## [EXERCISE DETAILS]
Can the data below be set down again exactly, line for line?

Dataset excerpt
+---+
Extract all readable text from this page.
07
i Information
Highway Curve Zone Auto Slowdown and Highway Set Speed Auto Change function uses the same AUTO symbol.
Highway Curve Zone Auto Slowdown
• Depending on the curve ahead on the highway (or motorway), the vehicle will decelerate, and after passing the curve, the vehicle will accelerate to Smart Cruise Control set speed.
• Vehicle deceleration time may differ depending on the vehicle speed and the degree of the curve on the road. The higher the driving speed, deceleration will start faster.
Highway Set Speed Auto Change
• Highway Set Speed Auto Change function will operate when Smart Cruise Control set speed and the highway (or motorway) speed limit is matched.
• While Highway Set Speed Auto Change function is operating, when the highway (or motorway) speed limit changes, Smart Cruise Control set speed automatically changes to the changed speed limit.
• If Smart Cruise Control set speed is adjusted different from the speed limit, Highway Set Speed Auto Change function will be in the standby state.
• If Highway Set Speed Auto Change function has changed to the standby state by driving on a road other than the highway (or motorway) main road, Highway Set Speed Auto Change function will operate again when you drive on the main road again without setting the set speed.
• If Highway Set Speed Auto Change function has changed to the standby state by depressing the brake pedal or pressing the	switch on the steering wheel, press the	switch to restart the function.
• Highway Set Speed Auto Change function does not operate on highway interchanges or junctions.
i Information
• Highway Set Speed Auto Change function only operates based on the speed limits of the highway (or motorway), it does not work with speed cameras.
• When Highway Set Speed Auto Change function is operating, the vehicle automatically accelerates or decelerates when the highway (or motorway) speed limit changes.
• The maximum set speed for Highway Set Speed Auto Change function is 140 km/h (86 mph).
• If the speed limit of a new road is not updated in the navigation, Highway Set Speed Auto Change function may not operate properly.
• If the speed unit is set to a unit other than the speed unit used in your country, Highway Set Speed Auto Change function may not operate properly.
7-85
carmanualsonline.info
+---+
## [SOLUTION TO THIS PROBLEM]
Extract all readable text from this page.
07
i Information
Highway Curve Zone Auto Slowdown and Highway Set Speed Auto Change function uses the same AUTO symbol.
Highway Curve Zone Auto Slowdown
• Depending on the curve ahead on the highway (or motorway), the vehicle will decelerate, and after passing the curve, the vehicle will accelerate to Smart Cruise Control set speed.
• Vehicle deceleration time may differ depending on the vehicle speed and the degree of the curve on the road. The higher the driving speed, deceleration will start faster.
Highway Set Speed Auto Change
• Highway Set Speed Auto Change function will operate when Smart Cruise Control set speed and the highway (or motorway) speed limit is matched.
• While Highway Set Speed Auto Change function is operating, when the highway (or motorway) speed limit changes, Smart Cruise Control set speed automatically changes to the changed speed limit.
• If Smart Cruise Control set speed is adjusted different from the speed limit, Highway Set Speed Auto Change function will be in the standby state.
• If Highway Set Speed Auto Change function has changed to the standby state by driving on a road other than the highway (or motorway) main road, Highway Set Speed Auto Change function will operate again when you drive on the main road again without setting the set speed.
• If Highway Set Speed Auto Change function has changed to the standby state by depressing the brake pedal or pressing the	switch on the steering wheel, press the	switch to restart the function.
• Highway Set Speed Auto Change function does not operate on highway interchanges or junctions.
i Information
• Highway Set Speed Auto Change function only operates based on the speed limits of the highway (or motorway), it does not work with speed cameras.
• When Highway Set Speed Auto Change function is operating, the vehicle automatically accelerates or decelerates when the highway (or motorway) speed limit changes.
• The maximum set speed for Highway Set Speed Auto Change function is 140 km/h (86 mph).
• If the speed limit of a new road is not updated in the navigation, Highway Set Speed Auto Change function may not operate properly.
• If the speed unit is set to a unit other than the speed unit used in your country, Highway Set Speed Auto Change function may not operate properly.
7-85
carmanualsonline.info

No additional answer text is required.